(Records from a collection of figures)
....

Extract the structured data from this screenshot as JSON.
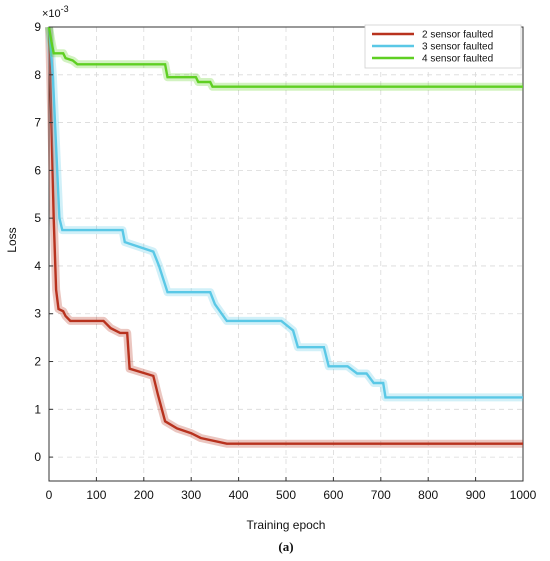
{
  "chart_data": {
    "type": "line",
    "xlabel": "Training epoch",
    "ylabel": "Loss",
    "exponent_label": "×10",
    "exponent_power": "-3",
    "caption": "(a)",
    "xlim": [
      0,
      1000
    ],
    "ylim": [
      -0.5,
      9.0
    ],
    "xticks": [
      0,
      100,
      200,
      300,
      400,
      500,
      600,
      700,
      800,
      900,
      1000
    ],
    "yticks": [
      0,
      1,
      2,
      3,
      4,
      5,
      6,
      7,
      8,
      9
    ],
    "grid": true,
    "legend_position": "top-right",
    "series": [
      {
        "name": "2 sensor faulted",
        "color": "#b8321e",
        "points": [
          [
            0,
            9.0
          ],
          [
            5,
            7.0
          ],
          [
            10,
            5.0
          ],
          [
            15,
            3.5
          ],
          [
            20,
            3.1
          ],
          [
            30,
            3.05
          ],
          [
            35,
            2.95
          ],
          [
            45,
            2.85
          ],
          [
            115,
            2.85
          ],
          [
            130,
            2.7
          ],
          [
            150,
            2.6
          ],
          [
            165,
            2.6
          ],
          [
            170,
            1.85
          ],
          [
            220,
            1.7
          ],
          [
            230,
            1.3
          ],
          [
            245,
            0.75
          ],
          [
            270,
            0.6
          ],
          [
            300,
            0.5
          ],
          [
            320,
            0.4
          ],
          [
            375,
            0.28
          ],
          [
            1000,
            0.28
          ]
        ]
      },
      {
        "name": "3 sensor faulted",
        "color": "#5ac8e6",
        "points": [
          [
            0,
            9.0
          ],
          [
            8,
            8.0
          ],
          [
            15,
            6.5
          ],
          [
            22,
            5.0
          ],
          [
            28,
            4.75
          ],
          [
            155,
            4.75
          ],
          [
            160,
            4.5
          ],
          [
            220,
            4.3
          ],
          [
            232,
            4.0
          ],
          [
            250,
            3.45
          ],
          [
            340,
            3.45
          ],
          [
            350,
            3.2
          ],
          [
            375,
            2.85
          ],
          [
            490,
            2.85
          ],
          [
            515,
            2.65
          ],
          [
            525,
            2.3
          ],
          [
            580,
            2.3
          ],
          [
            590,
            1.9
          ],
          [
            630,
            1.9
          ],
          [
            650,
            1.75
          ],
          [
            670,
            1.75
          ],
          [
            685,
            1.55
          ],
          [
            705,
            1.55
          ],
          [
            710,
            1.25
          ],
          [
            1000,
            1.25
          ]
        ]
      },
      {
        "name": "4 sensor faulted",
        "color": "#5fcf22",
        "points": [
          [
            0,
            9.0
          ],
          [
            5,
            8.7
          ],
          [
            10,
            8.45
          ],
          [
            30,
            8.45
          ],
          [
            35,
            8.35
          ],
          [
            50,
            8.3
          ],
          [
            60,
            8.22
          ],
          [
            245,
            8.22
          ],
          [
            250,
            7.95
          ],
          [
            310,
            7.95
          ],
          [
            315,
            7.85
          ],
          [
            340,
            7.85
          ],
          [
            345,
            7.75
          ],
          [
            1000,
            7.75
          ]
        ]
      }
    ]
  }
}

....

# Required task
Exclude the images and reproduce the remaining data exactly.

# Right answer
Extract the structured data from this screenshot as JSON.
{
  "chart_data": {
    "type": "line",
    "xlabel": "Training epoch",
    "ylabel": "Loss",
    "exponent_label": "×10",
    "exponent_power": "-3",
    "caption": "(a)",
    "xlim": [
      0,
      1000
    ],
    "ylim": [
      -0.5,
      9.0
    ],
    "xticks": [
      0,
      100,
      200,
      300,
      400,
      500,
      600,
      700,
      800,
      900,
      1000
    ],
    "yticks": [
      0,
      1,
      2,
      3,
      4,
      5,
      6,
      7,
      8,
      9
    ],
    "grid": true,
    "legend_position": "top-right",
    "series": [
      {
        "name": "2 sensor faulted",
        "color": "#b8321e",
        "points": [
          [
            0,
            9.0
          ],
          [
            5,
            7.0
          ],
          [
            10,
            5.0
          ],
          [
            15,
            3.5
          ],
          [
            20,
            3.1
          ],
          [
            30,
            3.05
          ],
          [
            35,
            2.95
          ],
          [
            45,
            2.85
          ],
          [
            115,
            2.85
          ],
          [
            130,
            2.7
          ],
          [
            150,
            2.6
          ],
          [
            165,
            2.6
          ],
          [
            170,
            1.85
          ],
          [
            220,
            1.7
          ],
          [
            230,
            1.3
          ],
          [
            245,
            0.75
          ],
          [
            270,
            0.6
          ],
          [
            300,
            0.5
          ],
          [
            320,
            0.4
          ],
          [
            375,
            0.28
          ],
          [
            1000,
            0.28
          ]
        ]
      },
      {
        "name": "3 sensor faulted",
        "color": "#5ac8e6",
        "points": [
          [
            0,
            9.0
          ],
          [
            8,
            8.0
          ],
          [
            15,
            6.5
          ],
          [
            22,
            5.0
          ],
          [
            28,
            4.75
          ],
          [
            155,
            4.75
          ],
          [
            160,
            4.5
          ],
          [
            220,
            4.3
          ],
          [
            232,
            4.0
          ],
          [
            250,
            3.45
          ],
          [
            340,
            3.45
          ],
          [
            350,
            3.2
          ],
          [
            375,
            2.85
          ],
          [
            490,
            2.85
          ],
          [
            515,
            2.65
          ],
          [
            525,
            2.3
          ],
          [
            580,
            2.3
          ],
          [
            590,
            1.9
          ],
          [
            630,
            1.9
          ],
          [
            650,
            1.75
          ],
          [
            670,
            1.75
          ],
          [
            685,
            1.55
          ],
          [
            705,
            1.55
          ],
          [
            710,
            1.25
          ],
          [
            1000,
            1.25
          ]
        ]
      },
      {
        "name": "4 sensor faulted",
        "color": "#5fcf22",
        "points": [
          [
            0,
            9.0
          ],
          [
            5,
            8.7
          ],
          [
            10,
            8.45
          ],
          [
            30,
            8.45
          ],
          [
            35,
            8.35
          ],
          [
            50,
            8.3
          ],
          [
            60,
            8.22
          ],
          [
            245,
            8.22
          ],
          [
            250,
            7.95
          ],
          [
            310,
            7.95
          ],
          [
            315,
            7.85
          ],
          [
            340,
            7.85
          ],
          [
            345,
            7.75
          ],
          [
            1000,
            7.75
          ]
        ]
      }
    ]
  }
}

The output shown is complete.